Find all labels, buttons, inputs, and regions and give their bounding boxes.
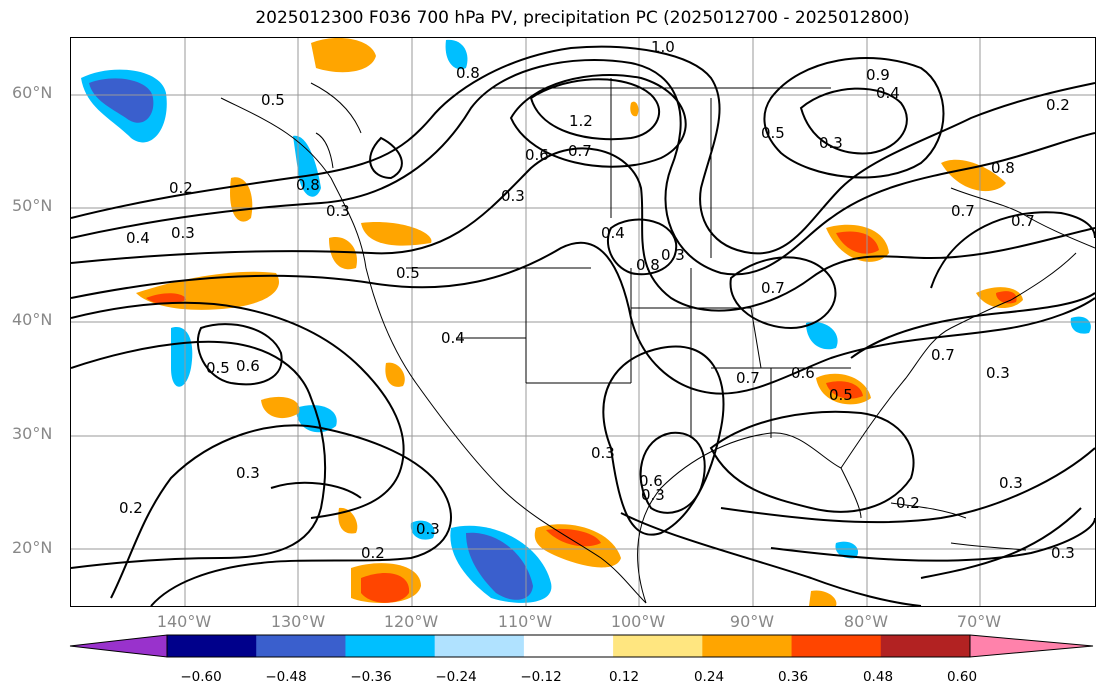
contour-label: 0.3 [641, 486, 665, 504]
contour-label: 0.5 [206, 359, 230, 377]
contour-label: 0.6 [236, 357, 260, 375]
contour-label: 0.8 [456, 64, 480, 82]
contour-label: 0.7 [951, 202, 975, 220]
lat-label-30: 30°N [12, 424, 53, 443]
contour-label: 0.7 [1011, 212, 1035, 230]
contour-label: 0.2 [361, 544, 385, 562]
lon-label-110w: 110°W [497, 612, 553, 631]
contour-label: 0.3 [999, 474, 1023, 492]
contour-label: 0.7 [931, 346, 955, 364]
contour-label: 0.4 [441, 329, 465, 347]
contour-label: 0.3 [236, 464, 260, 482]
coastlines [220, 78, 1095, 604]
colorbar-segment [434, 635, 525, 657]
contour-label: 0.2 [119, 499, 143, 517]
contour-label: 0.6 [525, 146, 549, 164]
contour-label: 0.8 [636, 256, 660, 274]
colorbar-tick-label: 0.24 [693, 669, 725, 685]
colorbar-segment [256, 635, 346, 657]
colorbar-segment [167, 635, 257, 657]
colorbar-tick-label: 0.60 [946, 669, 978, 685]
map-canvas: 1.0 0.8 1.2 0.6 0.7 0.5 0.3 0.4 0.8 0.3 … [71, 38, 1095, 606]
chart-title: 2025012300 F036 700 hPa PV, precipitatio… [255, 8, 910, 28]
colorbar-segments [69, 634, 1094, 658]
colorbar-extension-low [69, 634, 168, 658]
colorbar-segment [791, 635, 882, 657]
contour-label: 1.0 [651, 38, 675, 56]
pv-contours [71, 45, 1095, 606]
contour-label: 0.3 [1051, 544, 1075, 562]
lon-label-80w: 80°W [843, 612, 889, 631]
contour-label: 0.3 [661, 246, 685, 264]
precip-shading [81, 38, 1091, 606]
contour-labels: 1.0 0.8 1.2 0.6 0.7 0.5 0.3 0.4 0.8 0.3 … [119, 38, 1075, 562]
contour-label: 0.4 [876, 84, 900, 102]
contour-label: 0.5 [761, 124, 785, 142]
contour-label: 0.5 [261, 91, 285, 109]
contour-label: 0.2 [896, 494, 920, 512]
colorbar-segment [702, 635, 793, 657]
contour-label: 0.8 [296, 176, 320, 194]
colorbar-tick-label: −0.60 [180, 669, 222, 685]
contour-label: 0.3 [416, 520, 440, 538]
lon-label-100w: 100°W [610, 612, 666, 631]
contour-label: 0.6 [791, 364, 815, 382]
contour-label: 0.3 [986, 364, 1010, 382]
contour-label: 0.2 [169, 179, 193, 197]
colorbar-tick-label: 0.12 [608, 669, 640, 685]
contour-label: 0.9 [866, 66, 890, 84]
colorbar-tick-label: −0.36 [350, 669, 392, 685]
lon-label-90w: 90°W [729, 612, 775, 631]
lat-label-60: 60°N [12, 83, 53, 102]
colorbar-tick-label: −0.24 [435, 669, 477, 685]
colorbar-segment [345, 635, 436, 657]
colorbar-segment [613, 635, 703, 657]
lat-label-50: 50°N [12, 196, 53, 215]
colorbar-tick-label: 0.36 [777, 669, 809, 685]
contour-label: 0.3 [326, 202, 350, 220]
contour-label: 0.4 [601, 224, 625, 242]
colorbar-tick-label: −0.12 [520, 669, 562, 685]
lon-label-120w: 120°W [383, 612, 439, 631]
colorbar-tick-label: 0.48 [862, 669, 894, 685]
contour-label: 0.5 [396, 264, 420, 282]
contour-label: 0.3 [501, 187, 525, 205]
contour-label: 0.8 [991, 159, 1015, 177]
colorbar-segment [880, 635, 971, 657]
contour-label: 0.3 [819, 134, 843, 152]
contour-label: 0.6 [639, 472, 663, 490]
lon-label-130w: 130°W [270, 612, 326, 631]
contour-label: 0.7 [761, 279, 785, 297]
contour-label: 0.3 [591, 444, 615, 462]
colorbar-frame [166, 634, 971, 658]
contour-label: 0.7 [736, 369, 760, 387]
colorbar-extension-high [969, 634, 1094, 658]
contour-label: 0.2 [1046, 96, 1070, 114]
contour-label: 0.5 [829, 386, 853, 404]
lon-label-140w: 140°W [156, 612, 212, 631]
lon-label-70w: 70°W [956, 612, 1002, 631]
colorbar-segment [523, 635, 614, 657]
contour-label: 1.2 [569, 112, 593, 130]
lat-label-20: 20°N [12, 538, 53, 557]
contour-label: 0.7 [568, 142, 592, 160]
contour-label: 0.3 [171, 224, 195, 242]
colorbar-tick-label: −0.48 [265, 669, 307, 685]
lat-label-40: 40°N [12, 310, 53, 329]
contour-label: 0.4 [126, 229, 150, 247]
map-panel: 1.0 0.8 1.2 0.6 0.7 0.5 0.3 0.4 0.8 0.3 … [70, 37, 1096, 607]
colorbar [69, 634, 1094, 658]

+-------+

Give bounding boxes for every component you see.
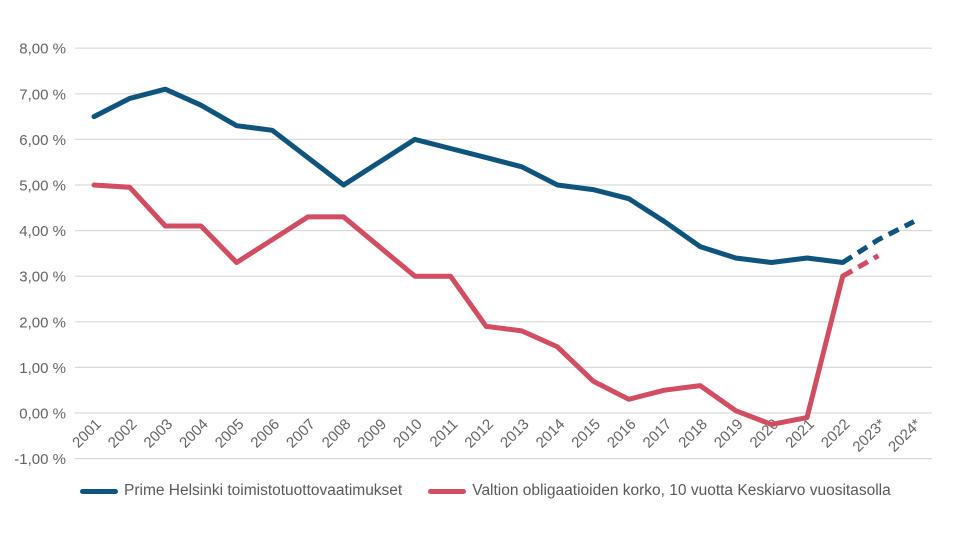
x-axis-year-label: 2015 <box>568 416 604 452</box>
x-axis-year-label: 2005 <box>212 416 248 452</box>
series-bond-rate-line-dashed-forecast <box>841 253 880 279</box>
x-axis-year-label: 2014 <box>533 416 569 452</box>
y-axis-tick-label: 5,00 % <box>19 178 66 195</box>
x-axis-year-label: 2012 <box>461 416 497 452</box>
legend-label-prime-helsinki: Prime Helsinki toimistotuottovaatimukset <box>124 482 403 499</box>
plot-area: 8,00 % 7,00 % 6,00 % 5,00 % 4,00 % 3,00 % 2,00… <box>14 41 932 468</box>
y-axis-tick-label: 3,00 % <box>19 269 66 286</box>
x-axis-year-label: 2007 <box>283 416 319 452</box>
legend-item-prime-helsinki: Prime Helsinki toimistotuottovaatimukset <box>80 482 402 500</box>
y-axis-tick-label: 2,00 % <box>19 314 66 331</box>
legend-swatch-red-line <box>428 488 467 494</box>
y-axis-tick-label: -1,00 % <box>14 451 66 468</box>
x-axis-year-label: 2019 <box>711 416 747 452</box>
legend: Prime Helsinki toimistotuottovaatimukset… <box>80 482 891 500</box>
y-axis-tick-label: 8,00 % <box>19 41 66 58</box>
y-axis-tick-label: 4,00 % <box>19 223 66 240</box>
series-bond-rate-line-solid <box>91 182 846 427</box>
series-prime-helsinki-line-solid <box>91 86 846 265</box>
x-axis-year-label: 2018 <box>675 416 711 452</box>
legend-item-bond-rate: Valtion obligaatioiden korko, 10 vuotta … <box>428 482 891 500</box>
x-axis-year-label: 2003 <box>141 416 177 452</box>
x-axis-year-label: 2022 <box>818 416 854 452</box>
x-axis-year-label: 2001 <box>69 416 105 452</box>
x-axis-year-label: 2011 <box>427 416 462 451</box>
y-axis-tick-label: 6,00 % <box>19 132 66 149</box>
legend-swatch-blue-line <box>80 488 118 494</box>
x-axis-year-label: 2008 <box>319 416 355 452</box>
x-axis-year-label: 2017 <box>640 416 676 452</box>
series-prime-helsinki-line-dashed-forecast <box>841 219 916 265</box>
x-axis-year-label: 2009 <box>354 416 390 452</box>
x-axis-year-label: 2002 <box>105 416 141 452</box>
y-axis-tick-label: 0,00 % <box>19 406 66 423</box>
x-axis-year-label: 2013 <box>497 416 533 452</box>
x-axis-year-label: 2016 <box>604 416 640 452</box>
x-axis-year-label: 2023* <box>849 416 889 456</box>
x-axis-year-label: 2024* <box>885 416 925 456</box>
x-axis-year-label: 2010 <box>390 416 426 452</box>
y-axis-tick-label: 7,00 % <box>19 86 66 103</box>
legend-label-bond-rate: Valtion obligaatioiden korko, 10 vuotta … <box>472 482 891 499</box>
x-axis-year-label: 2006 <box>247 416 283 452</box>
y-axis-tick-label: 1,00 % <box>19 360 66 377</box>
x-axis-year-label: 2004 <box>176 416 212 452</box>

+-------+

Copy the material from the line with "contour-label: 0.3 [641, 486, 665, 504]" up to and including the line with "contour-label: 1.0 [651, 38, 675, 56]", reproducing each of those lines without any change.

contour-label: 0.3 [641, 486, 665, 504]
contour-label: 0.5 [206, 359, 230, 377]
contour-label: 0.6 [236, 357, 260, 375]
contour-label: 0.8 [456, 64, 480, 82]
contour-label: 0.7 [951, 202, 975, 220]
lat-label-30: 30°N [12, 424, 53, 443]
contour-label: 0.7 [1011, 212, 1035, 230]
contour-label: 0.2 [361, 544, 385, 562]
lon-label-110w: 110°W [497, 612, 553, 631]
contour-label: 0.3 [999, 474, 1023, 492]
contour-label: 0.7 [931, 346, 955, 364]
contour-label: 0.4 [441, 329, 465, 347]
contour-label: 0.3 [236, 464, 260, 482]
coastlines [220, 78, 1095, 604]
colorbar-segment [434, 635, 525, 657]
contour-label: 0.2 [119, 499, 143, 517]
contour-label: 0.6 [525, 146, 549, 164]
contour-label: 0.8 [636, 256, 660, 274]
colorbar-tick-label: 0.24 [693, 669, 725, 685]
colorbar-segment [256, 635, 346, 657]
colorbar-segment [167, 635, 257, 657]
colorbar-tick-label: 0.60 [946, 669, 978, 685]
map-canvas: 1.0 0.8 1.2 0.6 0.7 0.5 0.3 0.4 0.8 0.3 … [71, 38, 1095, 606]
chart-title: 2025012300 F036 700 hPa PV, precipitatio… [255, 8, 910, 28]
colorbar-segments [69, 634, 1094, 658]
colorbar-extension-low [69, 634, 168, 658]
colorbar-segment [791, 635, 882, 657]
contour-label: 1.0 [651, 38, 675, 56]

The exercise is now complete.